• Description of the task
Check every line of the entries below for the word "Manager", and copy the ones that have it.

Dataset excerpt:
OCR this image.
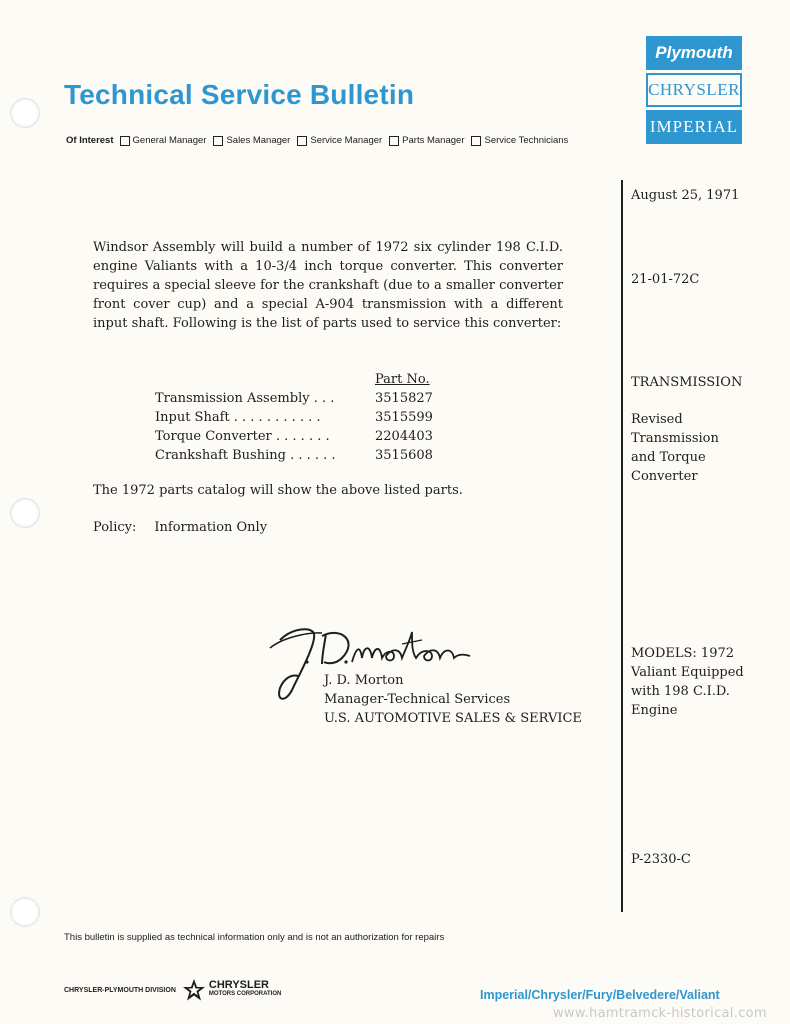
Technical Service Bulletin
Of Interest General Manager Sales Manager Service Manager Parts Manager Service Technicians
Plymouth
CHRYSLER
IMPERIAL
August 25, 1971
21-01-72C
TRANSMISSION
Revised
Transmission
and Torque
Converter
MODELS: 1972
Valiant Equipped
with 198 C.I.D.
Engine
P-2330-C
Windsor Assembly will build a number of 1972 six cylinder 198 C.I.D. engine Valiants with a 10-3/4 inch torque converter. This converter requires a special sleeve for the crankshaft (due to a smaller converter front cover cup) and a special A-904 transmission with a different input shaft. Following is the list of parts used to service this converter:
Part No.
Transmission Assembly . . .	3515827
Input Shaft . . . . . . . . . . .	3515599
Torque Converter . . . . . . .	2204403
Crankshaft Bushing . . . . . .	3515608
The 1972 parts catalog will show the above listed parts.
Policy: Information Only
J. D. Morton
Manager-Technical Services
U.S. AUTOMOTIVE SALES & SERVICE
This bulletin is supplied as technical information only and is not an authorization for repairs
CHRYSLER-PLYMOUTH DIVISION	CHRYSLER
MOTORS CORPORATION	Imperial/Chrysler/Fury/Belvedere/Valiant
www.hamtramck-historical.com
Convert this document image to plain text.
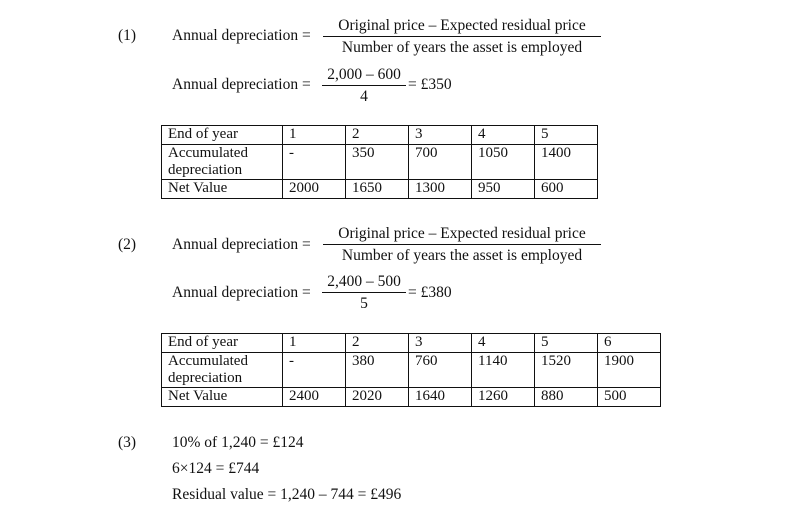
(1) Annual depreciation =
Original price – Expected residual price
Number of years the asset is employed
Annual depreciation =
2,000 – 600
4
= £350
End of year	1	2	3	4	5
Accumulated depreciation	-	350	700	1050	1400
Net Value	2000	1650	1300	950	600
(2) Annual depreciation =
Original price – Expected residual price
Number of years the asset is employed
Annual depreciation =
2,400 – 500
5
= £380
End of year	1	2	3	4	5	6
Accumulated depreciation	-	380	760	1140	1520	1900
Net Value	2400	2020	1640	1260	880	500
(3) 10% of 1,240 = £124
6×124 = £744
Residual value = 1,240 – 744 = £496
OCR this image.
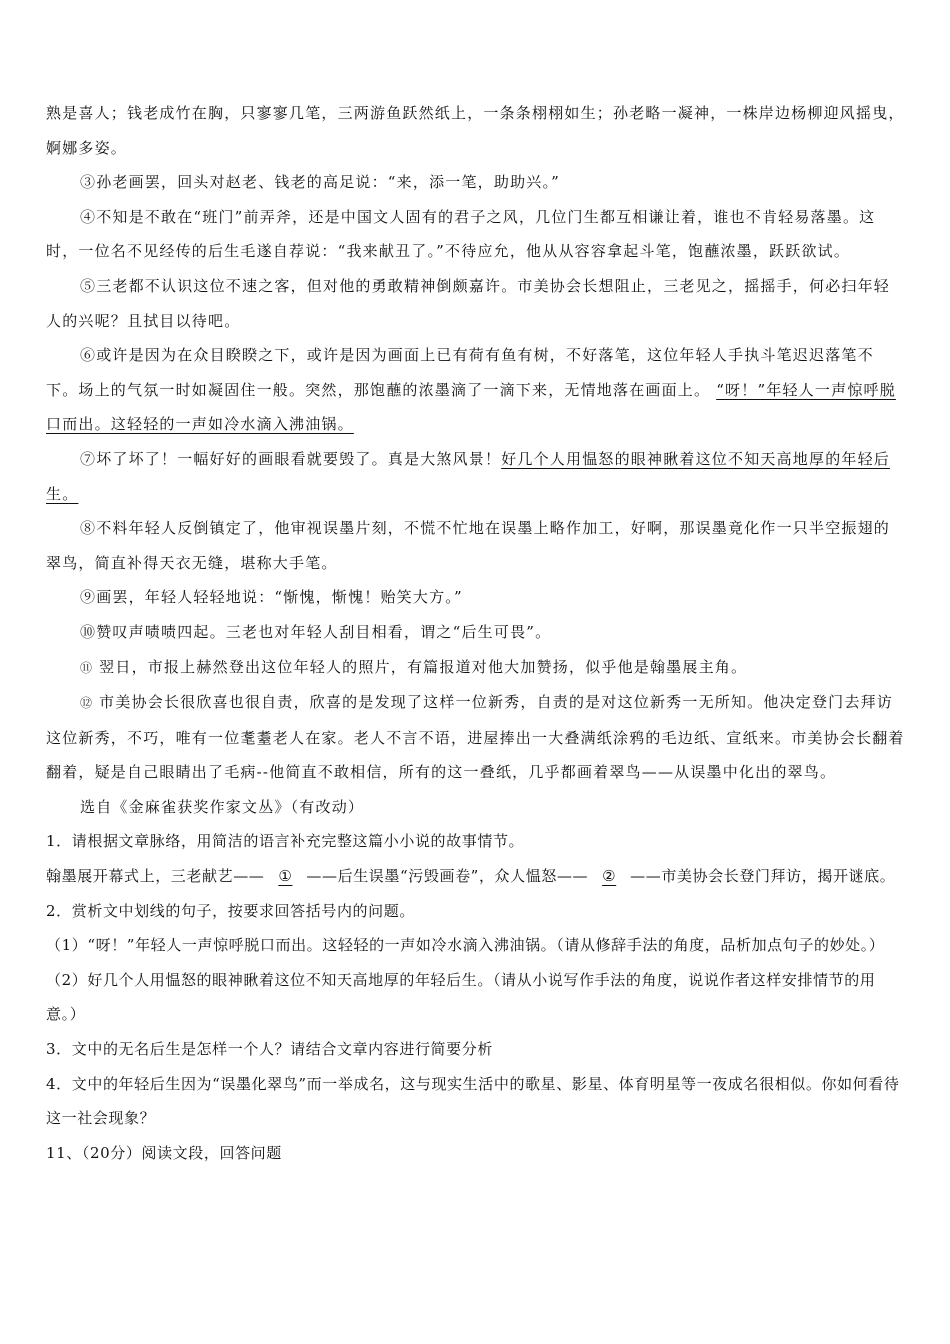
熟是喜人；钱老成竹在胸，只寥寥几笔，三两游鱼跃然纸上，一条条栩栩如生；孙老略一凝神，一株岸边杨柳迎风摇曳，婀娜多姿。

③孙老画罢，回头对赵老、钱老的高足说：“来，添一笔，助助兴。”

④不知是不敢在“班门”前弄斧，还是中国文人固有的君子之风，几位门生都互相谦让着，谁也不肯轻易落墨。这时，一位名不见经传的后生毛遂自荐说：“我来献丑了。”不待应允，他从从容容拿起斗笔，饱蘸浓墨，跃跃欲试。

⑤三老都不认识这位不速之客，但对他的勇敢精神倒颇嘉许。市美协会长想阻止，三老见之，摇摇手，何必扫年轻人的兴呢？且拭目以待吧。

⑥或许是因为在众目睽睽之下，或许是因为画面上已有荷有鱼有树，不好落笔，这位年轻人手执斗笔迟迟落笔不下。场上的气氛一时如凝固住一般。突然，那饱蘸的浓墨滴了一滴下来，无情地落在画面上。 “呀！”年轻人一声惊呼脱口而出。这轻轻的一声如冷水滴入沸油锅。

⑦坏了坏了！一幅好好的画眼看就要毁了。真是大煞风景！好几个人用愠怒的眼神瞅着这位不知天高地厚的年轻后生。

⑧不料年轻人反倒镇定了，他审视误墨片刻，不慌不忙地在误墨上略作加工，好啊，那误墨竟化作一只半空振翅的翠鸟，简直补得天衣无缝，堪称大手笔。

⑨画罢，年轻人轻轻地说：“惭愧，惭愧！贻笑大方。”

⑩赞叹声啧啧四起。三老也对年轻人刮目相看，谓之“后生可畏”。

⑪ 翌日，市报上赫然登出这位年轻人的照片，有篇报道对他大加赞扬，似乎他是翰墨展主角。

⑫ 市美协会长很欣喜也很自责，欣喜的是发现了这样一位新秀，自责的是对这位新秀一无所知。他决定登门去拜访这位新秀，不巧，唯有一位耄耋老人在家。老人不言不语，进屋捧出一大叠满纸涂鸦的毛边纸、宣纸来。市美协会长翻着翻着，疑是自己眼睛出了毛病--他简直不敢相信，所有的这一叠纸，几乎都画着翠鸟——从误墨中化出的翠鸟。

选自《金麻雀获奖作家文丛》（有改动）

1．请根据文章脉络，用简洁的语言补充完整这篇小小说的故事情节。

翰墨展开幕式上，三老献艺—— ① ——后生误墨“污毁画卷”，众人愠怒—— ② ——市美协会长登门拜访，揭开谜底。

2．赏析文中划线的句子，按要求回答括号内的问题。

（1）“呀！”年轻人一声惊呼脱口而出。这轻轻的一声如冷水滴入沸油锅。（请从修辞手法的角度，品析加点句子的妙处。）

（2）好几个人用愠怒的眼神瞅着这位不知天高地厚的年轻后生。（请从小说写作手法的角度，说说作者这样安排情节的用意。）

3．文中的无名后生是怎样一个人？请结合文章内容进行简要分析

4．文中的年轻后生因为“误墨化翠鸟”而一举成名，这与现实生活中的歌星、影星、体育明星等一夜成名很相似。你如何看待这一社会现象？

11、（20分）阅读文段，回答问题
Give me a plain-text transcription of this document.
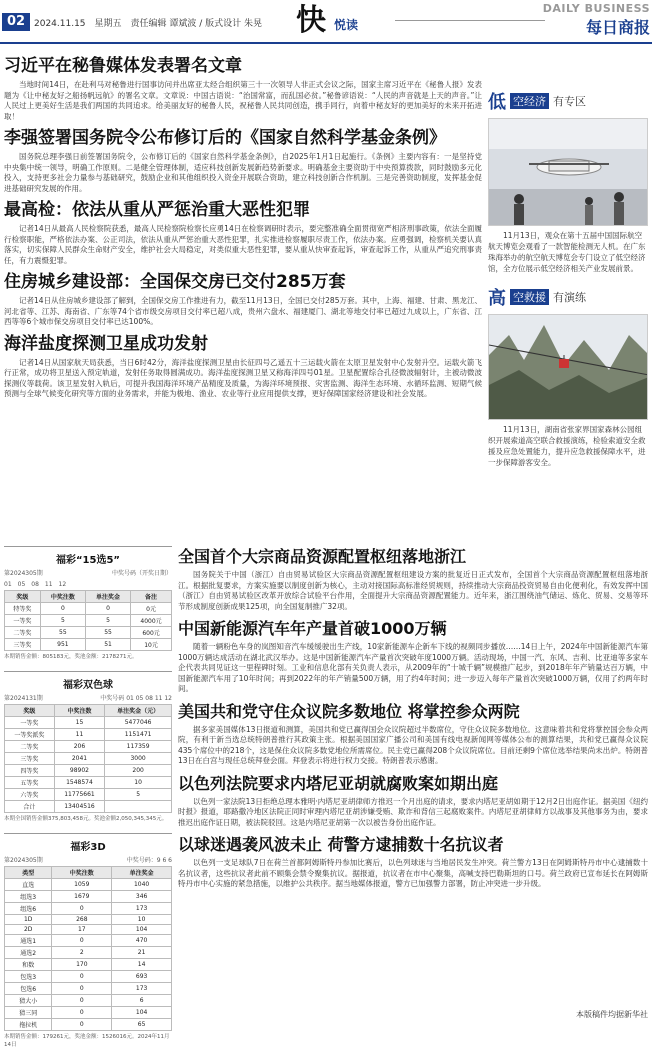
02 2024.11.15　星期五　责任编辑 谭斌波 / 版式设计 朱晃 快 悦读
DAILY BUSINESS
每日商报
习近平在秘鲁媒体发表署名文章

当地时间14日，在赴利马对秘鲁进行国事访问并出席亚太经合组织第三十一次领导人非正式会议之际，国家主席习近平在《秘鲁人报》发表题为《让中秘友好之船扬帆远航》的署名文章。文章说：中国古语说：“治国常富，而乱国必贫。”秘鲁谚语说：“人民的声音就是上天的声音。”让人民过上更美好生活是我们两国的共同追求。给美丽友好的秘鲁人民，祝秘鲁人民共同创造，携手同行，向着中秘友好的更加美好的未来开拓进取！

李强签署国务院令公布修订后的《国家自然科学基金条例》

国务院总理李强日前签署国务院令，公布修订后的《国家自然科学基金条例》，自2025年1月1日起施行。《条例》主要内容有：一是坚持党中央集中统一领导，明确工作原则。二是健全管理体制，适应科技创新发展新趋势新要求。明确基金主要资助于中央预算拨款，同时鼓励多元化投入，支持更多社会力量参与基础研究，鼓励企业和其他组织投入资金开展联合资助，建立科技创新合作机制。三是完善资助制度，发挥基金促进基础研究发展的作用。

最高检：依法从重从严惩治重大恶性犯罪

记者14日从最高人民检察院获悉，最高人民检察院检察长应勇14日在检察调研时表示，要完整准确全面贯彻宽严相济刑事政策，依法全面履行检察职能，严格依法办案、公正司法，依法从重从严惩治重大恶性犯罪，扎实推进检察履职尽责工作，依法办案。应勇强调，检察机关要认真落实，切实保障人民群众生命财产安全，维护社会大局稳定，对类似重大恶性犯罪，要从重从快审查起诉，审查起诉工作，从重从严追究刑事责任，有力震慑犯罪。

住房城乡建设部：全国保交房已交付285万套

记者14日从住房城乡建设部了解到，全国保交房工作推进有力，截至11月13日，全国已交付285万套。其中，上海、福建、甘肃、黑龙江、河北省等、江苏、海南省、广东等74个省市级交房项目交付率已超八成，贵州六盘水、福建厦门、湖北等地交付率已超过九成以上，广东省、江西等等6个城市保交房项目交付率已达100%。

海洋盐度探测卫星成功发射

记者14日从国家航天局获悉，当日6时42分，海洋盐度探测卫星由长征四号乙遥五十三运载火箭在太原卫星发射中心发射升空。运载火箭飞行正常，成功将卫星送入预定轨道，发射任务取得圆满成功。海洋盐度探测卫星又称海洋四号01星。卫星配置综合孔径微波辐射计，主被动微波探测仪等载荷。该卫星发射入轨后，可提升我国海洋环境产品精度及质量，为海洋环境预报、灾害监测、海洋生态环境、水循环监测、短期气候预测与全球气候变化研究等方面的业务需求，并能为极地、渔业、农业等行业应用提供支撑，更好保障国家经济建设和社会发展。

低 空经济 有专区
11月13日，观众在第十五届中国国际航空航天博览会观看了一款智能检测无人机。在广东珠海举办的航空航天博览会专门设立了低空经济馆，全方位展示低空经济相关产业发展前景。
高 空救援 有演练
11月13日，湖南省张家界国家森林公园组织开展索道高空联合救援演练，检验索道安全救援及应急处置能力，提升应急救援保障水平，进一步保障游客安全。
福彩“15选5”
第2024305期	中奖号码（开奖日期）
01　05　08　11　12
奖级	中奖注数	单注奖金	备注
特等奖	0	0	0元
一等奖	5	5	4000元
二等奖	55	55	600元
三等奖	951	51	10元
本期销售金额：805183元，奖池金额：2178271元。
福彩双色球
第2024131期	中奖号码 01 05 08 11 12
奖级	中奖注数	单注奖金（元）
一等奖	15	5477046
一等奖派奖	11	1151471
二等奖	206	117359
三等奖	2041	3000
四等奖	98902	200
五等奖	1548574	10
六等奖	11775661	5
合计	13404516	
本期全国销售金额375,803,458元。奖池金额2,050,345,345元。
福彩3D
第2024305期	中奖号码：9 6 6
类型	中奖注数	单注奖金
直选	1059	1040
组选3	1679	346
组选6	0	173
1D	268	10
2D	17	104
通选1	0	470
通选2	2	21
和数	170	14
包选3	0	693
包选6	0	173
猜大小	0	6
猜三同	0	104
拖拉机	0	65
本期销售金额：179261元，奖池金额：1526016元。2024年11月14日
全国首个大宗商品资源配置枢纽落地浙江

国务院关于中国（浙江）自由贸易试验区大宗商品资源配置枢纽建设方案的批复近日正式发布，全国首个大宗商品资源配置枢纽落地浙江。根据批复要求，方案实施要以制度创新为核心，主动对接国际高标准经贸规则，持续推动大宗商品投资贸易自由化便利化，有效发挥中国（浙江）自由贸易试验区改革开放综合试验平台作用，全面提升大宗商品资源配置能力。近年来，浙江围绕油气储运、炼化、贸易、交易等环节形成制度创新成果125项，向全国复制推广32项。

中国新能源汽车年产量首破1000万辆

随着一辆粉色车身的岚图知音汽车缓缓驶出生产线，10家新能源车企新车下线的视频同步播放……14日上午，2024年中国新能源汽车第1000万辆达成活动在湖北武汉举办。这是中国新能源汽车产量首次突破年度1000万辆。活动现场，中国一汽、东风、吉利、比亚迪等多家车企代表共同见证这一里程碑时刻。工业和信息化部有关负责人表示，从2009年的“十城千辆”规模推广起步，到2018年年产销量达百万辆，中国新能源汽车用了10年时间；再到2022年的年产销量500万辆，用了约4年时间；进一步迈入每年产量首次突破1000万辆，仅用了约两年时间。

美国共和党守住众议院多数地位 将掌控参众两院

据多家美国媒体13日报道和测算，美国共和党已赢得国会众议院超过半数席位，守住众议院多数地位。这意味着共和党将掌控国会参众两院，有利于新当选总统特朗普推行其政策主张。根据美国国家广播公司和美国有线电视新闻网等媒体公布的测算结果，共和党已赢得众议院435个席位中的218个，这是保住众议院多数党地位所需席位。民主党已赢得208个众议院席位。目前还剩9个席位选举结果尚未出炉。特朗普13日在白宫与现任总统拜登会面。拜登表示将进行权力交接。特朗普表示感谢。

以色列法院要求内塔尼亚胡就腐败案如期出庭

以色列一家法院13日拒绝总理本雅明·内塔尼亚胡律师方推迟一个月出庭的请求，要求内塔尼亚胡如期于12月2日出庭作证。据美国《纽约时报》报道，耶路撒冷地区法院正同时审理内塔尼亚胡涉嫌受贿、欺诈和背信三起腐败案件。内塔尼亚胡律师方以战事及其他事务为由，要求推迟出庭作证日期，被法院驳回。这是内塔尼亚胡第一次以被告身份出庭作证。

以球迷遇袭风波未止 荷警方逮捕数十名抗议者

以色列一支足球队7日在荷兰首都阿姆斯特丹参加比赛后，以色列球迷与当地居民发生冲突。荷兰警方13日在阿姆斯特丹市中心逮捕数十名抗议者，这些抗议者此前不顾集会禁令聚集抗议。据报道，抗议者在市中心聚集，高喊支持巴勒斯坦的口号。荷兰政府已宣布延长在阿姆斯特丹市中心实施的紧急措施，以维护公共秩序。据当地媒体报道，警方已加强警力部署，防止冲突进一步升级。

本版稿件均据新华社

• Exercise result
Of Interest General Manager Sales Manager Service Manager Parts Manager Service Technicians
Manager-Technical Services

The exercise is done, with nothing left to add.